[WHAT TO WORK ON]
Copy all lines below containing "this".

┌──

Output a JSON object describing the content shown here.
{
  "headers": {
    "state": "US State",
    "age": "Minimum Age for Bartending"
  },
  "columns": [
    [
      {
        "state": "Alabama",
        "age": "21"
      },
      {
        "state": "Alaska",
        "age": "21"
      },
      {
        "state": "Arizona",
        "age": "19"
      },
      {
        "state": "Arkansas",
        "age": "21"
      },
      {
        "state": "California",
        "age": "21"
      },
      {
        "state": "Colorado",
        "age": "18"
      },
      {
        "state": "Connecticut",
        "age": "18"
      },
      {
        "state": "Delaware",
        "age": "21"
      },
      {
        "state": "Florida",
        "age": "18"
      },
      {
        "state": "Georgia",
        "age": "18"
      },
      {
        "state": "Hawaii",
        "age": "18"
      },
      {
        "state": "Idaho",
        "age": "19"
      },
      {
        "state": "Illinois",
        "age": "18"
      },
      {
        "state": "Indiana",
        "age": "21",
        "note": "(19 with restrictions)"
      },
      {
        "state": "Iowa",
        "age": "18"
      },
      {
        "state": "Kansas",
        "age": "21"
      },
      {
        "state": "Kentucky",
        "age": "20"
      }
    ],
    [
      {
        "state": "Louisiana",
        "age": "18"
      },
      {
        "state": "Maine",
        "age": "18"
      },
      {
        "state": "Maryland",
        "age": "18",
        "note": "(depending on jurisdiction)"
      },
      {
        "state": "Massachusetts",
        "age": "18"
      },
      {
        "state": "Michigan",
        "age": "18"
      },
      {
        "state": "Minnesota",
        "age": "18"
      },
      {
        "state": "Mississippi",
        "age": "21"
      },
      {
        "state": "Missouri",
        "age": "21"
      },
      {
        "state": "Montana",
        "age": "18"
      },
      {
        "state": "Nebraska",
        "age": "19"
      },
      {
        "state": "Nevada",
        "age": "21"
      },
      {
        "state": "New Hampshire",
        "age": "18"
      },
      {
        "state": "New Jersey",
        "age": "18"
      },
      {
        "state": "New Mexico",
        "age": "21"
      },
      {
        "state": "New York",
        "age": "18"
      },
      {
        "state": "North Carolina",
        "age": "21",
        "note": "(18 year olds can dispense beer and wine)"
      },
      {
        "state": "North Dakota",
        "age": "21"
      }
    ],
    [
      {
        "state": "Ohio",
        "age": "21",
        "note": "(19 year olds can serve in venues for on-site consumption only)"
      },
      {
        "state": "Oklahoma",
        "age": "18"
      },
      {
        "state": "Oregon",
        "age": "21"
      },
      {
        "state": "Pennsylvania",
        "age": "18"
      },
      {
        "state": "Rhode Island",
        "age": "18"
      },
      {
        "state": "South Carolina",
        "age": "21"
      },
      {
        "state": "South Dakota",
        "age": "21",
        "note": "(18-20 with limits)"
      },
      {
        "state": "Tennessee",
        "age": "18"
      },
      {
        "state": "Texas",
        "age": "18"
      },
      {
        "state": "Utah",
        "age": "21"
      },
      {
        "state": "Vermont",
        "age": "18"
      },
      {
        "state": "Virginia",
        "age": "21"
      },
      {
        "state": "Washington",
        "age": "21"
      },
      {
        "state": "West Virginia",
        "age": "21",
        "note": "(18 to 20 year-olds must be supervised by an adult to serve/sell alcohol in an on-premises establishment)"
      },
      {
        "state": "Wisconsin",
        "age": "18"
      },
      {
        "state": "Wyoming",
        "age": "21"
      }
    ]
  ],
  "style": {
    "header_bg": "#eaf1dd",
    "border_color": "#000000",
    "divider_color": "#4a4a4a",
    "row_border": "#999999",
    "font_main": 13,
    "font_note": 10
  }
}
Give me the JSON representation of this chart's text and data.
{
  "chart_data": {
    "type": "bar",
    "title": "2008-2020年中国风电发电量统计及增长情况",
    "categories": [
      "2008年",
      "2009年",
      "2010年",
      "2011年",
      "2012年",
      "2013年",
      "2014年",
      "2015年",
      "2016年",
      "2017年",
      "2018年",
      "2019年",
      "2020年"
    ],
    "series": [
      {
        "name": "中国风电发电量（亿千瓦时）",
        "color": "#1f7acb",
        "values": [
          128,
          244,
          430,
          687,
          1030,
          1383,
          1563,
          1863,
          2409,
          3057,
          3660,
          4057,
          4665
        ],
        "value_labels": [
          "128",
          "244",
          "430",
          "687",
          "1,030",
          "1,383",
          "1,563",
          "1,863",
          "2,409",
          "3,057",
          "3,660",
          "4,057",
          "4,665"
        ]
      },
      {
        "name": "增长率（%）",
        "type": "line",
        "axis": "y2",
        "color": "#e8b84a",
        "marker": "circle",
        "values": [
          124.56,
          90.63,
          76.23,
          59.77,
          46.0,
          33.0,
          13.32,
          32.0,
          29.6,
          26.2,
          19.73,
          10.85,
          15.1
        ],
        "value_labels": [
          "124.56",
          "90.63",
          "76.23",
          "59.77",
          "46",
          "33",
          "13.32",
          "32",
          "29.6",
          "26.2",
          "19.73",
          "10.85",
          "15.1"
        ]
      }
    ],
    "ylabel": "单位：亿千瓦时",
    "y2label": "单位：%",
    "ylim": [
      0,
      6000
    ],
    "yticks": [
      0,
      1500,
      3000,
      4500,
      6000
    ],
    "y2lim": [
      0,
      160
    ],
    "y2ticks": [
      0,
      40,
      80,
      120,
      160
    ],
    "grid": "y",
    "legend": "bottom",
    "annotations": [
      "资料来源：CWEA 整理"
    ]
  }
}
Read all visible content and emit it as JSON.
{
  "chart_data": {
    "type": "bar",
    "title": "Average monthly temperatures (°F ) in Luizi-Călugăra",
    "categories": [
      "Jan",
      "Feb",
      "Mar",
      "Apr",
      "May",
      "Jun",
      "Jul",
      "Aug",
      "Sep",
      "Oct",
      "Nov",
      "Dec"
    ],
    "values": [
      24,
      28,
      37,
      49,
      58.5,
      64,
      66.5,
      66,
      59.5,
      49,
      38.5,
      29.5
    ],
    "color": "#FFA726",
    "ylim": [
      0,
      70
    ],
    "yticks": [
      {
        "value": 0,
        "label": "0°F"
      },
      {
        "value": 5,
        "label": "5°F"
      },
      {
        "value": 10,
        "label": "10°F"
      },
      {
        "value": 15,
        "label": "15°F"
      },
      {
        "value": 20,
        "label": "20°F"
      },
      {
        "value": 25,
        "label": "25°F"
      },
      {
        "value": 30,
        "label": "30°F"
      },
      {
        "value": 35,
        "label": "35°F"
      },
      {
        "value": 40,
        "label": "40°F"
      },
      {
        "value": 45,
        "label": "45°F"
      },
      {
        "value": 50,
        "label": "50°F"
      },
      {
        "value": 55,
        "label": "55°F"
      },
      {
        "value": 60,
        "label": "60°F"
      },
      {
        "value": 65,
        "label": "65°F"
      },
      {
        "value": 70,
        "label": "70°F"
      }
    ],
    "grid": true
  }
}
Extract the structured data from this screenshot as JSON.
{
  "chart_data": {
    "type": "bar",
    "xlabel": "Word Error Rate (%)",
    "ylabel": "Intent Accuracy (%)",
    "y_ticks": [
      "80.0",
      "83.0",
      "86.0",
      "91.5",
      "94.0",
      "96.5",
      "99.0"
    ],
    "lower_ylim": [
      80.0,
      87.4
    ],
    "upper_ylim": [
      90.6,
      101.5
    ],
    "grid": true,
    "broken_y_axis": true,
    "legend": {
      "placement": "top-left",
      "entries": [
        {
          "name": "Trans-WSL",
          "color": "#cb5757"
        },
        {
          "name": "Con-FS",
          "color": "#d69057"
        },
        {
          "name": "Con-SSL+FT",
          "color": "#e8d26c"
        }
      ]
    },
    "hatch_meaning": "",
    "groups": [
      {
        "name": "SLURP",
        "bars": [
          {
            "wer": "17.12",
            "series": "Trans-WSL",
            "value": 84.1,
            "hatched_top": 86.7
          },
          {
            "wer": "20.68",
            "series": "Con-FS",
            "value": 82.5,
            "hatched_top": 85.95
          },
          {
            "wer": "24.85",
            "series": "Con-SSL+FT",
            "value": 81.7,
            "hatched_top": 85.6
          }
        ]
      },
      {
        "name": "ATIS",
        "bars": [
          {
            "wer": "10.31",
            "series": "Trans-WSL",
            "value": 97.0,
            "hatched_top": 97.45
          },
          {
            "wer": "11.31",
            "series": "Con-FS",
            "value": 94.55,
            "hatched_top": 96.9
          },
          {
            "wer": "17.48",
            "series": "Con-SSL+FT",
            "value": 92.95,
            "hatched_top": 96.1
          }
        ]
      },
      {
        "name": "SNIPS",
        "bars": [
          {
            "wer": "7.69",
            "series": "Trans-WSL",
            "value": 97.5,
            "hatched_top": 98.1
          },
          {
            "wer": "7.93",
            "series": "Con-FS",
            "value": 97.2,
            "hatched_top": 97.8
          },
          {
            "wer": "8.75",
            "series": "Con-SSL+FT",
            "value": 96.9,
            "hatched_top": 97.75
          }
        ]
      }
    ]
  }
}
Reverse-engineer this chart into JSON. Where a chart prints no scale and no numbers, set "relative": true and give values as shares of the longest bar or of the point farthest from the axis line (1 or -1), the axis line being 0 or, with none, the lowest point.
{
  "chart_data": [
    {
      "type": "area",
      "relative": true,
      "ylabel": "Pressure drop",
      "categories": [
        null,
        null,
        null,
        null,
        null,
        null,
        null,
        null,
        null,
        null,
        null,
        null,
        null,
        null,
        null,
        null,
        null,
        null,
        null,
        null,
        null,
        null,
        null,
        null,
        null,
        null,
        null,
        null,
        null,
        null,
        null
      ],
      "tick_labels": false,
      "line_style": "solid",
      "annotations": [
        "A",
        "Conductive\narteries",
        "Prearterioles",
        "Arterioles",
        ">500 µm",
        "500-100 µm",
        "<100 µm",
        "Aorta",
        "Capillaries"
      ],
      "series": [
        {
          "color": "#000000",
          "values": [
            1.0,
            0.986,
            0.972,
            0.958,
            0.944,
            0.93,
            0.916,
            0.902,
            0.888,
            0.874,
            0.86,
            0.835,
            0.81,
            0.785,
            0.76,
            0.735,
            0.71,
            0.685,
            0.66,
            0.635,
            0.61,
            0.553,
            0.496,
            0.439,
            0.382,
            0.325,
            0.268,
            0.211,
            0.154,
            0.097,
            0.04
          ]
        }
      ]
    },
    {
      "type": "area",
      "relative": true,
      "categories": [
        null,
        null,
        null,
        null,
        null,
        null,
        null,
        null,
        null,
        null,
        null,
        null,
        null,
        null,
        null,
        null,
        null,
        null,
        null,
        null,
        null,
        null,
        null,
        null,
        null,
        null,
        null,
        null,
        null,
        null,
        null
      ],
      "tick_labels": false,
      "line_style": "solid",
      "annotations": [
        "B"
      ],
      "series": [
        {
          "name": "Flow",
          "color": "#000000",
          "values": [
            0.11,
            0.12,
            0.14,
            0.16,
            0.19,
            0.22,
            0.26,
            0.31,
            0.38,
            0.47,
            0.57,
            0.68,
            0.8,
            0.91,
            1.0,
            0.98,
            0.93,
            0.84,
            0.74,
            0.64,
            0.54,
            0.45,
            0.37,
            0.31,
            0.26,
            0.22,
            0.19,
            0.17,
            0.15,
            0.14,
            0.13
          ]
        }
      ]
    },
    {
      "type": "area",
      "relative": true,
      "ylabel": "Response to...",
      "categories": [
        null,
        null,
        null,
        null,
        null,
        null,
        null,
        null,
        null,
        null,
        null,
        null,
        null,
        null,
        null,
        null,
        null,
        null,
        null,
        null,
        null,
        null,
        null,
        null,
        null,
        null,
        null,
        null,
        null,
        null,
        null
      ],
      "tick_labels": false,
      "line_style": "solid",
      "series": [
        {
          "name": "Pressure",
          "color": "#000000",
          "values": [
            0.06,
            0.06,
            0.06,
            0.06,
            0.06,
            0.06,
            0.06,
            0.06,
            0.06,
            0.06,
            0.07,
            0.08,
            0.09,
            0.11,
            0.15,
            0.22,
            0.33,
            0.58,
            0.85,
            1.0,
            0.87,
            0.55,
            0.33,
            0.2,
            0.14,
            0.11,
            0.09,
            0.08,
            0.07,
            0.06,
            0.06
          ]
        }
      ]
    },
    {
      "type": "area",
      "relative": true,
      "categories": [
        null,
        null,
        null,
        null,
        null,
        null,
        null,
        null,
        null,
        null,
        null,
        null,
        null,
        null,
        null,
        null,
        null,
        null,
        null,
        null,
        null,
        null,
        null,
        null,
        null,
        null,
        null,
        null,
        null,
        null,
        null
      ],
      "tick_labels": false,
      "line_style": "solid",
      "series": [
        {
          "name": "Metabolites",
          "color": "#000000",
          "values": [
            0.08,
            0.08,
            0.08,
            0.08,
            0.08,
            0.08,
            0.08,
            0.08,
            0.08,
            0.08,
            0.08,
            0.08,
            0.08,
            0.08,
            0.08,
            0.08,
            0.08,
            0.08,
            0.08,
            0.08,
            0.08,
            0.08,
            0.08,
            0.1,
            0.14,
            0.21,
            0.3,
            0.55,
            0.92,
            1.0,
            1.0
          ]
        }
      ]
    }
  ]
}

└──

[RESPONSE TO THE EXERCISE]
Give me the JSON representation of this chart's text and data.
Extract the structured data from this screenshot as JSON.
Reverse-engineer this chart into JSON. Where a chart prints no scale and no numbers, set "relative": true and give values as shares of the longest bar or of the point farthest from the axis line (1 or -1), the axis line being 0 or, with none, the lowest point.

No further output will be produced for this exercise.